* JOB
Write the material out again exactly.

— START OF DATA TO PROCESS —

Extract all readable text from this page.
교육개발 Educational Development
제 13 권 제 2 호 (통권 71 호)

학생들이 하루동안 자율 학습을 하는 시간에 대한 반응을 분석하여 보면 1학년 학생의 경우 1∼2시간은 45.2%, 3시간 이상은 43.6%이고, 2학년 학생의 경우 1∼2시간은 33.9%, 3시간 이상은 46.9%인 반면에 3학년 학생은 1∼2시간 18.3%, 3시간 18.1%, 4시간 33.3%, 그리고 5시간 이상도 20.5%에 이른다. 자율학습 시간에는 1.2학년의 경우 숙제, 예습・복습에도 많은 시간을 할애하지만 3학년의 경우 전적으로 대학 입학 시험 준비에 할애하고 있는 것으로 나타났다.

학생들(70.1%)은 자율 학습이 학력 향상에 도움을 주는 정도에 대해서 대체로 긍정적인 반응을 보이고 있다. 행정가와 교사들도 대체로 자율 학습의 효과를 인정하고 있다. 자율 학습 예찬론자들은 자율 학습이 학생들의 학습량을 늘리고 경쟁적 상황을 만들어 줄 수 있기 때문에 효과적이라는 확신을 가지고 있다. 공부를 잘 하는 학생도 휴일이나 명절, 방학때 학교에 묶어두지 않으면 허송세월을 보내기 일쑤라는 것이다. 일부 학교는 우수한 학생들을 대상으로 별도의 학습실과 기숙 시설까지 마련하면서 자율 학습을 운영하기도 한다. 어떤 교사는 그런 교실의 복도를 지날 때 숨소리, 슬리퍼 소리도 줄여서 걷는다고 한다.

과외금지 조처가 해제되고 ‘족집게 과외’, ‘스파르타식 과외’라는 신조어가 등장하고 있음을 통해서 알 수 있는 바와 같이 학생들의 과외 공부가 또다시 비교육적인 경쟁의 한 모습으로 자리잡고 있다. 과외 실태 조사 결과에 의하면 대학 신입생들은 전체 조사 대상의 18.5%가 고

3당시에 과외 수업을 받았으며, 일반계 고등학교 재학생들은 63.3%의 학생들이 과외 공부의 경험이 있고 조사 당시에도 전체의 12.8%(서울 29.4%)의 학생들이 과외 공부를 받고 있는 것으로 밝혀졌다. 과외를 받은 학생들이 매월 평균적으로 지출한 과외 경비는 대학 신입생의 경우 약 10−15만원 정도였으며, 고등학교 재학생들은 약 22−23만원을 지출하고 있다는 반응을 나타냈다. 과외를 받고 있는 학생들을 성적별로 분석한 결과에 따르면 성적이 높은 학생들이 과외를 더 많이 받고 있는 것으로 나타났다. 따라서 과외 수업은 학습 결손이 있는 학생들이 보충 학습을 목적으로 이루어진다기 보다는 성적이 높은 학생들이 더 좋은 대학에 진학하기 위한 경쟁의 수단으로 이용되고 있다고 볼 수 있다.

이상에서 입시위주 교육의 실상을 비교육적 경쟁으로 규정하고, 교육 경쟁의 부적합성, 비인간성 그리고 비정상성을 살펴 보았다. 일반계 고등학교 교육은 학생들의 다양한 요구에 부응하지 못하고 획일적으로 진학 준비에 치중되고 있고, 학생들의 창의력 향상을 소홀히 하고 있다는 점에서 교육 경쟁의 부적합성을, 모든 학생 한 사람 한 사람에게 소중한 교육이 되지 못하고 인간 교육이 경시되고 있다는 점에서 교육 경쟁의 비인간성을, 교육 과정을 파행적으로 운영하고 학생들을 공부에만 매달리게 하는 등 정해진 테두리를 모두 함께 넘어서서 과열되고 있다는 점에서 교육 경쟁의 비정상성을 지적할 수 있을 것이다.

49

— END OF DATA TO PROCESS —

* PROBLEM SOLUTION
Extract all readable text from this page.
교육개발 Educational Development
제 13 권 제 2 호 (통권 71 호)

학생들이 하루동안 자율 학습을 하는 시간에 대한 반응을 분석하여 보면 1학년 학생의 경우 1∼2시간은 45.2%, 3시간 이상은 43.6%이고, 2학년 학생의 경우 1∼2시간은 33.9%, 3시간 이상은 46.9%인 반면에 3학년 학생은 1∼2시간 18.3%, 3시간 18.1%, 4시간 33.3%, 그리고 5시간 이상도 20.5%에 이른다. 자율학습 시간에는 1.2학년의 경우 숙제, 예습・복습에도 많은 시간을 할애하지만 3학년의 경우 전적으로 대학 입학 시험 준비에 할애하고 있는 것으로 나타났다.

학생들(70.1%)은 자율 학습이 학력 향상에 도움을 주는 정도에 대해서 대체로 긍정적인 반응을 보이고 있다. 행정가와 교사들도 대체로 자율 학습의 효과를 인정하고 있다. 자율 학습 예찬론자들은 자율 학습이 학생들의 학습량을 늘리고 경쟁적 상황을 만들어 줄 수 있기 때문에 효과적이라는 확신을 가지고 있다. 공부를 잘 하는 학생도 휴일이나 명절, 방학때 학교에 묶어두지 않으면 허송세월을 보내기 일쑤라는 것이다. 일부 학교는 우수한 학생들을 대상으로 별도의 학습실과 기숙 시설까지 마련하면서 자율 학습을 운영하기도 한다. 어떤 교사는 그런 교실의 복도를 지날 때 숨소리, 슬리퍼 소리도 줄여서 걷는다고 한다.

과외금지 조처가 해제되고 ‘족집게 과외’, ‘스파르타식 과외’라는 신조어가 등장하고 있음을 통해서 알 수 있는 바와 같이 학생들의 과외 공부가 또다시 비교육적인 경쟁의 한 모습으로 자리잡고 있다. 과외 실태 조사 결과에 의하면 대학 신입생들은 전체 조사 대상의 18.5%가 고

3당시에 과외 수업을 받았으며, 일반계 고등학교 재학생들은 63.3%의 학생들이 과외 공부의 경험이 있고 조사 당시에도 전체의 12.8%(서울 29.4%)의 학생들이 과외 공부를 받고 있는 것으로 밝혀졌다. 과외를 받은 학생들이 매월 평균적으로 지출한 과외 경비는 대학 신입생의 경우 약 10−15만원 정도였으며, 고등학교 재학생들은 약 22−23만원을 지출하고 있다는 반응을 나타냈다. 과외를 받고 있는 학생들을 성적별로 분석한 결과에 따르면 성적이 높은 학생들이 과외를 더 많이 받고 있는 것으로 나타났다. 따라서 과외 수업은 학습 결손이 있는 학생들이 보충 학습을 목적으로 이루어진다기 보다는 성적이 높은 학생들이 더 좋은 대학에 진학하기 위한 경쟁의 수단으로 이용되고 있다고 볼 수 있다.

이상에서 입시위주 교육의 실상을 비교육적 경쟁으로 규정하고, 교육 경쟁의 부적합성, 비인간성 그리고 비정상성을 살펴 보았다. 일반계 고등학교 교육은 학생들의 다양한 요구에 부응하지 못하고 획일적으로 진학 준비에 치중되고 있고, 학생들의 창의력 향상을 소홀히 하고 있다는 점에서 교육 경쟁의 부적합성을, 모든 학생 한 사람 한 사람에게 소중한 교육이 되지 못하고 인간 교육이 경시되고 있다는 점에서 교육 경쟁의 비인간성을, 교육 과정을 파행적으로 운영하고 학생들을 공부에만 매달리게 하는 등 정해진 테두리를 모두 함께 넘어서서 과열되고 있다는 점에서 교육 경쟁의 비정상성을 지적할 수 있을 것이다.

49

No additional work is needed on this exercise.